* _What the exercise asks_: Locate every line in the material below that has the word "leitores". Copy each of those lines.

* _Data provided_:
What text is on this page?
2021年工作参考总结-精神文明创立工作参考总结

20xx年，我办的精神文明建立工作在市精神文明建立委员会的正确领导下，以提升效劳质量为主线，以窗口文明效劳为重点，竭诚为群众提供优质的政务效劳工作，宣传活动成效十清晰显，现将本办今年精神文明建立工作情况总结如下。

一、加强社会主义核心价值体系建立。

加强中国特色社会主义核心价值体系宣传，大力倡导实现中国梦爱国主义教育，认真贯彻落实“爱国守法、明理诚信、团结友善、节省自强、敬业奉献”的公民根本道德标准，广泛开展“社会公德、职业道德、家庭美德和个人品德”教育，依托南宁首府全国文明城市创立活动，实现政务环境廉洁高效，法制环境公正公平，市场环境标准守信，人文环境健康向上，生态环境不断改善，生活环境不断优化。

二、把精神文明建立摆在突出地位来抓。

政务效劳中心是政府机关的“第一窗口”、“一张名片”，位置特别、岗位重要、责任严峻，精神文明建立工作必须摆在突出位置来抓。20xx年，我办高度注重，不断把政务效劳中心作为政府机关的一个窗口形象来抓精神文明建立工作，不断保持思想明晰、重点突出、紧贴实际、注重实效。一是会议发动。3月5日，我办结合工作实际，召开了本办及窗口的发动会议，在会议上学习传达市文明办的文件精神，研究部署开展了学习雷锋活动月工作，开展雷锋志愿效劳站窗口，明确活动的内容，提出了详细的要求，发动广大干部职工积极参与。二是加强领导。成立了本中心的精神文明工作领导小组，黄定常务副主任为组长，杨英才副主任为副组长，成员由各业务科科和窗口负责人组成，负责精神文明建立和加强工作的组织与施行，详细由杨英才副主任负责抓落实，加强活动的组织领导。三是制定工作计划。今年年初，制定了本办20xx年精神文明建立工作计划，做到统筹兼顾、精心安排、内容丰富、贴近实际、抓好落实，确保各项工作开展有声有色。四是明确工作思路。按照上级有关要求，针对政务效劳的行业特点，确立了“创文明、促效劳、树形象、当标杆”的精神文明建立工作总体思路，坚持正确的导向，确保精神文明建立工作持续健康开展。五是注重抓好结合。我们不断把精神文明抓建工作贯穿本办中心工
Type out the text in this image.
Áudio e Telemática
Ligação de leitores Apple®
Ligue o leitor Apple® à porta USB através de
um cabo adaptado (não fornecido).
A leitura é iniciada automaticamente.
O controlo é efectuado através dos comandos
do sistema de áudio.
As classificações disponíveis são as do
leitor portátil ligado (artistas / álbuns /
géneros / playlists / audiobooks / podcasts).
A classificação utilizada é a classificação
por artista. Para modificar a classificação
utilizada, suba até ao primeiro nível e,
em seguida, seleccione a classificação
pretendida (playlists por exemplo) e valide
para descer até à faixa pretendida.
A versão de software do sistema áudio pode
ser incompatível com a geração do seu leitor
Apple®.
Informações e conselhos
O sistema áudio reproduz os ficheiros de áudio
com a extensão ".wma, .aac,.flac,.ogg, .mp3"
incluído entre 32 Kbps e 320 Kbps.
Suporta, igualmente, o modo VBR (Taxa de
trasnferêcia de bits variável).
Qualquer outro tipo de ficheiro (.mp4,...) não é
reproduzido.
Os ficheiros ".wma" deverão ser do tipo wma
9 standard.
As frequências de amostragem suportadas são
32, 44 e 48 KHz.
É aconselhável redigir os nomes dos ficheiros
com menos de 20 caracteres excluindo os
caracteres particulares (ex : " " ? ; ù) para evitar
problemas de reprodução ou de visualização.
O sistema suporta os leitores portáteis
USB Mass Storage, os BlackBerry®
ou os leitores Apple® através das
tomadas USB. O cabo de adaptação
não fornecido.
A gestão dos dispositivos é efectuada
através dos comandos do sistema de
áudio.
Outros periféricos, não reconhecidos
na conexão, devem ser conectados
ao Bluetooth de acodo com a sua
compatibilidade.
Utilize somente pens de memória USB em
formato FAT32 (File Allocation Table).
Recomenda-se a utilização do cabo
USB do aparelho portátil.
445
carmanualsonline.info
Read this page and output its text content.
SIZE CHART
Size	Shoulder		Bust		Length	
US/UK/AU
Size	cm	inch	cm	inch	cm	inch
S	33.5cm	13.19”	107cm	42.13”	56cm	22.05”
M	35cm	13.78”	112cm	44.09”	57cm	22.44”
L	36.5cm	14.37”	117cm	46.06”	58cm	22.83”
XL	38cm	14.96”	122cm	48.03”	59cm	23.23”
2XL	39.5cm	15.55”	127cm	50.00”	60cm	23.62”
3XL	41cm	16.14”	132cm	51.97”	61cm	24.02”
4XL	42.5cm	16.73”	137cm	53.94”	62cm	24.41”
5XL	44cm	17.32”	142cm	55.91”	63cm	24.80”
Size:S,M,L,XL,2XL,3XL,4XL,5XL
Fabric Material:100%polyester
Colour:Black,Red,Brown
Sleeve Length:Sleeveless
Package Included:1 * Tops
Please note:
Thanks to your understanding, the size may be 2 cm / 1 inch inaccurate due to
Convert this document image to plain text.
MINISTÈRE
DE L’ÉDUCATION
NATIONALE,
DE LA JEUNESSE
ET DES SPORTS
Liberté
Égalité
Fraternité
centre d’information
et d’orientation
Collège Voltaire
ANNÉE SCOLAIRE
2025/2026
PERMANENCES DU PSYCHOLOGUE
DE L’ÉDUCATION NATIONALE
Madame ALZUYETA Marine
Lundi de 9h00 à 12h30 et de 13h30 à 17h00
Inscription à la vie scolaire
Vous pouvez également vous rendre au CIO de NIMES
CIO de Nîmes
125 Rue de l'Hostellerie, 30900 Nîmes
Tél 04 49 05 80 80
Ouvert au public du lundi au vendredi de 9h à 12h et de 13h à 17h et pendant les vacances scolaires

* _Task solution_:
Ligação de leitores Apple®
O sistema suporta os leitores portáteis
ou os leitores Apple® através das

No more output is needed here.